▶ _TASK GOAL_:
Copy out all the lines where "JSON" shows up.
# RECORDS FOR THE EXERCISE start
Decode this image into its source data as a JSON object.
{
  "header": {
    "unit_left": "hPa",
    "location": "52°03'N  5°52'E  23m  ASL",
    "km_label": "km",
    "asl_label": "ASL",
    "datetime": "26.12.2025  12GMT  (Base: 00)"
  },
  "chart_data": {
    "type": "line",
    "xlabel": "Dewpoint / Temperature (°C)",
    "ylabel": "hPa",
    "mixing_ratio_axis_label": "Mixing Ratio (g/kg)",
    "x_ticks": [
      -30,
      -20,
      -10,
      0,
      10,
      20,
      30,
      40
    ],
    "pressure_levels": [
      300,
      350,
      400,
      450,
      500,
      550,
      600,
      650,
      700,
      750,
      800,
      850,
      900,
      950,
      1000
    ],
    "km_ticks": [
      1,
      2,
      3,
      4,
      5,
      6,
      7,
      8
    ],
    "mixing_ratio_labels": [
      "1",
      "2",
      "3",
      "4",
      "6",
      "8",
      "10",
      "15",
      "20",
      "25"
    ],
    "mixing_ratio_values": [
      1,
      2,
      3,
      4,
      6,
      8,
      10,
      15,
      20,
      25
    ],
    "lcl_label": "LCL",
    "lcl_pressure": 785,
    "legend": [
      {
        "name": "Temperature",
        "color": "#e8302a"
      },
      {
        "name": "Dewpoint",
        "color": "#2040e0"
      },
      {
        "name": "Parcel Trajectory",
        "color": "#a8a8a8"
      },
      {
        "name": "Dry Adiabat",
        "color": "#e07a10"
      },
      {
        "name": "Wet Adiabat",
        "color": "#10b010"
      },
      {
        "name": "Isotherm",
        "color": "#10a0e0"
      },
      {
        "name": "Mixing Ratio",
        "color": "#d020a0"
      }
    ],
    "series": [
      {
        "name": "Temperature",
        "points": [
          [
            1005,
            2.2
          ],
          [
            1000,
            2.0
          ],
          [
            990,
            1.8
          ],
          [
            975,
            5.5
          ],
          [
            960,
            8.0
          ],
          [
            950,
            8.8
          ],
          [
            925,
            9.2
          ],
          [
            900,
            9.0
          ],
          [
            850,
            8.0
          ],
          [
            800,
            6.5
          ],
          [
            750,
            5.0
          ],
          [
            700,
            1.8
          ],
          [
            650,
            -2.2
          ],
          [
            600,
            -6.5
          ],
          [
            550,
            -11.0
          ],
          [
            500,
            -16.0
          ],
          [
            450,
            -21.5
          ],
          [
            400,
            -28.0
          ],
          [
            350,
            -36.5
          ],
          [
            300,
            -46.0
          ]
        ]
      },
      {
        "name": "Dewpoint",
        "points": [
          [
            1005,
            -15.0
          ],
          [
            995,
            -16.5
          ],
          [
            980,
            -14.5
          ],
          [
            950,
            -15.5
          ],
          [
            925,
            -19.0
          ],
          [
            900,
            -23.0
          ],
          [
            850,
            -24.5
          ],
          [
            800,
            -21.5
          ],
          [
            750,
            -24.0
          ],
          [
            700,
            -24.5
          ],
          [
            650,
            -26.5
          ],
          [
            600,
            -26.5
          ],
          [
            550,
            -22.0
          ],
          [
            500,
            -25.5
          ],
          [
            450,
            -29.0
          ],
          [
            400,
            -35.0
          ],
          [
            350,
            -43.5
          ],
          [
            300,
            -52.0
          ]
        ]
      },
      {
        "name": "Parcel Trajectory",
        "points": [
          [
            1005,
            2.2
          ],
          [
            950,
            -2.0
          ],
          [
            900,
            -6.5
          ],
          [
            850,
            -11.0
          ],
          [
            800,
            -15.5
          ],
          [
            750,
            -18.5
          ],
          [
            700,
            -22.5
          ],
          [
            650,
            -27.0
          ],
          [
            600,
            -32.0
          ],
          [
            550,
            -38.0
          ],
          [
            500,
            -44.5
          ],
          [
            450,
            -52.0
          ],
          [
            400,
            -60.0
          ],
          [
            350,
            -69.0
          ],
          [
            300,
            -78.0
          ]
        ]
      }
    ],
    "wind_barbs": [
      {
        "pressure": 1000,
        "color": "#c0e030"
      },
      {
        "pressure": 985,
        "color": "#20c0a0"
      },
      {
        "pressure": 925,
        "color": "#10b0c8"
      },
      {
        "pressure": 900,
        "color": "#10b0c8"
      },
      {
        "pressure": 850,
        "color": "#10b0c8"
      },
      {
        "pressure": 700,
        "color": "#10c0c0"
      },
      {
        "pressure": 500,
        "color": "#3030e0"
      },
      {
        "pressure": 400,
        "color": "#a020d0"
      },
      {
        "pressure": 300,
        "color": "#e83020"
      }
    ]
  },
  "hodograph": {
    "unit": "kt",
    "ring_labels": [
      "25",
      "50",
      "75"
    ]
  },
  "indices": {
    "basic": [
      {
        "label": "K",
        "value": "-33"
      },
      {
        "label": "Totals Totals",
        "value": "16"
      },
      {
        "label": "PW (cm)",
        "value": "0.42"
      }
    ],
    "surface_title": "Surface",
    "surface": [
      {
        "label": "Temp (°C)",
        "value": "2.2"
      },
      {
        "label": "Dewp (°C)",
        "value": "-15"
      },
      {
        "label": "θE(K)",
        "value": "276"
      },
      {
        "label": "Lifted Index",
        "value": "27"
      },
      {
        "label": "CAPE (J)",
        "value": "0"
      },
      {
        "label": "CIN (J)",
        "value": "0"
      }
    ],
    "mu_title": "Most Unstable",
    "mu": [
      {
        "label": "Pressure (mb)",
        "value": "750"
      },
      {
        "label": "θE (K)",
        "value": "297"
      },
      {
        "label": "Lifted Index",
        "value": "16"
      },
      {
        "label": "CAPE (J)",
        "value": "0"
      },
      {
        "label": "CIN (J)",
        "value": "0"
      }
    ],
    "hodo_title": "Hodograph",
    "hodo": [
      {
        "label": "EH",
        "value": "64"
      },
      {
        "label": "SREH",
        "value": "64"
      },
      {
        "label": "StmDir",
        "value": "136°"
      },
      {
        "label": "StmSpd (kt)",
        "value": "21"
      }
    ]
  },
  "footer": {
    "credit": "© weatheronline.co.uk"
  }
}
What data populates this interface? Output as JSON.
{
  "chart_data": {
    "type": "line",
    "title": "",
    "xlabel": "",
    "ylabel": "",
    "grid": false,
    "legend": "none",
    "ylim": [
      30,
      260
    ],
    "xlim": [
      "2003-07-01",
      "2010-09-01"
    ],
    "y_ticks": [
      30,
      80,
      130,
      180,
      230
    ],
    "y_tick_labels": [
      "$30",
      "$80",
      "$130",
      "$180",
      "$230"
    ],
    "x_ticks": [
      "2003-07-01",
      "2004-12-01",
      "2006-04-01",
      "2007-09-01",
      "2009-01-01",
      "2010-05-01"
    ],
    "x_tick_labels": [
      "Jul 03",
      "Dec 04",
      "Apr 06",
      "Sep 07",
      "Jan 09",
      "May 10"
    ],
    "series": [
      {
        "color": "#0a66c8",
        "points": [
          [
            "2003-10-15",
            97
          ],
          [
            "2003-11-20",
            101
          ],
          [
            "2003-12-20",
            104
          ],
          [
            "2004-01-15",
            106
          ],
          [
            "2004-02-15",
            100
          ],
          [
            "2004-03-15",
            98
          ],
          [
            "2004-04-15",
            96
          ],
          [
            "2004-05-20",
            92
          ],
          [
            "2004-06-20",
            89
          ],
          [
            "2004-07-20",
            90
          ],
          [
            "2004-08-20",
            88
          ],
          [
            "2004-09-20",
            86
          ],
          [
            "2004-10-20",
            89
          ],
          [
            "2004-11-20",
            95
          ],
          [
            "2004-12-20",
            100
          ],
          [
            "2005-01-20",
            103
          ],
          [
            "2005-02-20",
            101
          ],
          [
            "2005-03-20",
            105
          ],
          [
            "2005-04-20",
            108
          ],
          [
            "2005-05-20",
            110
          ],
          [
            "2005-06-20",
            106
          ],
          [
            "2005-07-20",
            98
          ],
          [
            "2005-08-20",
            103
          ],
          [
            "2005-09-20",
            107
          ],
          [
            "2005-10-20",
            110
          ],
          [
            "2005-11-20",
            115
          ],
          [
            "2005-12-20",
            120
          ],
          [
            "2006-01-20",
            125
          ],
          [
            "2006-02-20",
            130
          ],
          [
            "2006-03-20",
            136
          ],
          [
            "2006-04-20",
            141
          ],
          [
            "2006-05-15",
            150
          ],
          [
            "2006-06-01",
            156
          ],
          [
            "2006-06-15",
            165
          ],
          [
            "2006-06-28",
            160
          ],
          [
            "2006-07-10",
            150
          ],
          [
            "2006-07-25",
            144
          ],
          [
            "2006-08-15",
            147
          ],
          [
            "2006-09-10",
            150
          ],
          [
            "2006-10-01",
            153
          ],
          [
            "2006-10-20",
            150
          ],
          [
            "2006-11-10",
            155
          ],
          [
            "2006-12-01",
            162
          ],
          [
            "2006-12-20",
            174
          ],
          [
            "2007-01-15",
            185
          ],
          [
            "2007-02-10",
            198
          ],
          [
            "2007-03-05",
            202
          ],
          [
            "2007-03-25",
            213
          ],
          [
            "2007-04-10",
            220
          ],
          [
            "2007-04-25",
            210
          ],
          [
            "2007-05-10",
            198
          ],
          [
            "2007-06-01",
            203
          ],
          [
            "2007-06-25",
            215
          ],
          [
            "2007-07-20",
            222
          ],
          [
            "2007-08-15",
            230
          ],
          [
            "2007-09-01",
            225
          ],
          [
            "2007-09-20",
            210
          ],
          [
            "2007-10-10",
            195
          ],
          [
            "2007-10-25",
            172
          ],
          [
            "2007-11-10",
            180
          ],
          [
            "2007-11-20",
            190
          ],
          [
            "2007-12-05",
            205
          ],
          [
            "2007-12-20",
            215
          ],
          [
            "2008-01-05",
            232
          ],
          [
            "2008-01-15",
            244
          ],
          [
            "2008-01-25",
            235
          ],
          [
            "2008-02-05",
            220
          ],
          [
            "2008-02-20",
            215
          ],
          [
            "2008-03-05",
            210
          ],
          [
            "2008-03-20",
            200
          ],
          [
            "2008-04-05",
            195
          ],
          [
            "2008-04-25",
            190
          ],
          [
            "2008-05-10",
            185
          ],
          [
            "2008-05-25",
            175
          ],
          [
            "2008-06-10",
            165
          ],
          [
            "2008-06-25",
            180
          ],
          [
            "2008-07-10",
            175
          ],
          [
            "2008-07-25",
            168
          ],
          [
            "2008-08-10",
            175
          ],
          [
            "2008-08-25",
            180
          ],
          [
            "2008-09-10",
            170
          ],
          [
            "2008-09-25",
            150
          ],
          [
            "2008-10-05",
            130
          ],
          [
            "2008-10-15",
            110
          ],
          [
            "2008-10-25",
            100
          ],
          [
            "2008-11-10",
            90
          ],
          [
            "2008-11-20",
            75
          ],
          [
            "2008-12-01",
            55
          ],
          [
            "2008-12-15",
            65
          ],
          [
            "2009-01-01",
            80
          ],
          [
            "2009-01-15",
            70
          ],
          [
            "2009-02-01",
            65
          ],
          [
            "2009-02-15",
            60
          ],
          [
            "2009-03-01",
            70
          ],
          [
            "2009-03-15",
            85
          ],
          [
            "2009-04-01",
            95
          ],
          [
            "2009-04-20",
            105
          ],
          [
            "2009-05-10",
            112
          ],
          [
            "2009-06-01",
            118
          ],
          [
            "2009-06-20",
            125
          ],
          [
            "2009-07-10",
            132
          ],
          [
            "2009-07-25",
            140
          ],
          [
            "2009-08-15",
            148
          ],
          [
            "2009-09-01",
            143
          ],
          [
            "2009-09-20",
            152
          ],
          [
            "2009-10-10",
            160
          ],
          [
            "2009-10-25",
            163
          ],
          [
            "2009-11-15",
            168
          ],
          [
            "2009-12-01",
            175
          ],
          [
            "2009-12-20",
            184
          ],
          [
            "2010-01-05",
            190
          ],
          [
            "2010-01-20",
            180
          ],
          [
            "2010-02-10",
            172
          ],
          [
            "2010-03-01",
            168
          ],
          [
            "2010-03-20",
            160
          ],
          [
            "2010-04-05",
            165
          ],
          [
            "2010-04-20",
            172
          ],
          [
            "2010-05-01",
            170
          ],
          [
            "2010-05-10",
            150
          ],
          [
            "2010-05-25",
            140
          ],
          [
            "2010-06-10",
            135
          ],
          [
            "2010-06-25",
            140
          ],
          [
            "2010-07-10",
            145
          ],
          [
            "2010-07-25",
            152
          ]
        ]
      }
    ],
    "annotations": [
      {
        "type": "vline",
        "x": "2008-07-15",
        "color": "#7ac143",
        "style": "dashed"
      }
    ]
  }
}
# RECORDS FOR THE EXERCISE end
▶ _ANSWER TO THE TASK_:
Decode this image into its source data as a JSON object.
What data populates this interface? Output as JSON.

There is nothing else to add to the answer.